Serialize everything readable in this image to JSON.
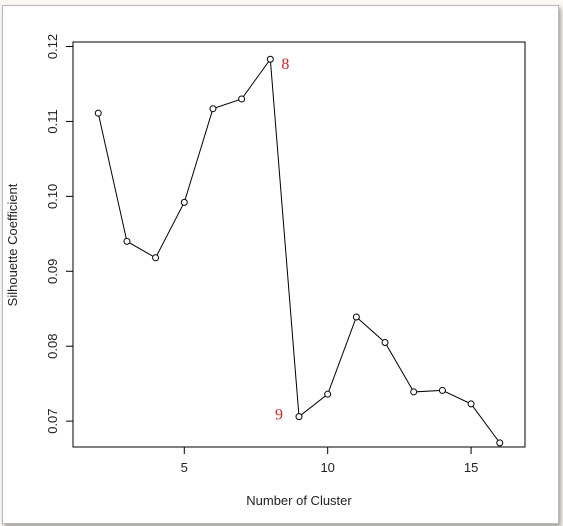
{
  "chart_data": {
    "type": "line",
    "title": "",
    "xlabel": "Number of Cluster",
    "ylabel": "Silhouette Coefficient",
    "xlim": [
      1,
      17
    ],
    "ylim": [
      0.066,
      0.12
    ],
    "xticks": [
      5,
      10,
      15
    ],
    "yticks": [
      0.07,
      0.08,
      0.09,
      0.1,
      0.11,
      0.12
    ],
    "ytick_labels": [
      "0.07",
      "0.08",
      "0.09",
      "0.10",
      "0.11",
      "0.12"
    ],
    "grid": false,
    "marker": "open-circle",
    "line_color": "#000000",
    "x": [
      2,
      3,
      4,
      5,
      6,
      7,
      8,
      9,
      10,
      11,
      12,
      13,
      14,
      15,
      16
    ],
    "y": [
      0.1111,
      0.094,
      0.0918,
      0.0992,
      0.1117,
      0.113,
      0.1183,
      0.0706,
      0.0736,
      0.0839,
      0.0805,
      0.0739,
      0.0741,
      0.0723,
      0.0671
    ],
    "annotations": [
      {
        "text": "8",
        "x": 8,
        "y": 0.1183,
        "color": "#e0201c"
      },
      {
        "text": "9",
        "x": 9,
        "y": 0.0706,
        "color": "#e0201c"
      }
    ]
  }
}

▸ **Given task**: Give back the whole listing as it stands, minus its pictures.

▸ **Answer to the exercise**:
Serialize everything readable in this image to JSON.
{
  "chart_data": {
    "type": "line",
    "title": "",
    "xlabel": "Number of Cluster",
    "ylabel": "Silhouette Coefficient",
    "xlim": [
      1,
      17
    ],
    "ylim": [
      0.066,
      0.12
    ],
    "xticks": [
      5,
      10,
      15
    ],
    "yticks": [
      0.07,
      0.08,
      0.09,
      0.1,
      0.11,
      0.12
    ],
    "ytick_labels": [
      "0.07",
      "0.08",
      "0.09",
      "0.10",
      "0.11",
      "0.12"
    ],
    "grid": false,
    "marker": "open-circle",
    "line_color": "#000000",
    "x": [
      2,
      3,
      4,
      5,
      6,
      7,
      8,
      9,
      10,
      11,
      12,
      13,
      14,
      15,
      16
    ],
    "y": [
      0.1111,
      0.094,
      0.0918,
      0.0992,
      0.1117,
      0.113,
      0.1183,
      0.0706,
      0.0736,
      0.0839,
      0.0805,
      0.0739,
      0.0741,
      0.0723,
      0.0671
    ],
    "annotations": [
      {
        "text": "8",
        "x": 8,
        "y": 0.1183,
        "color": "#e0201c"
      },
      {
        "text": "9",
        "x": 9,
        "y": 0.0706,
        "color": "#e0201c"
      }
    ]
  }
}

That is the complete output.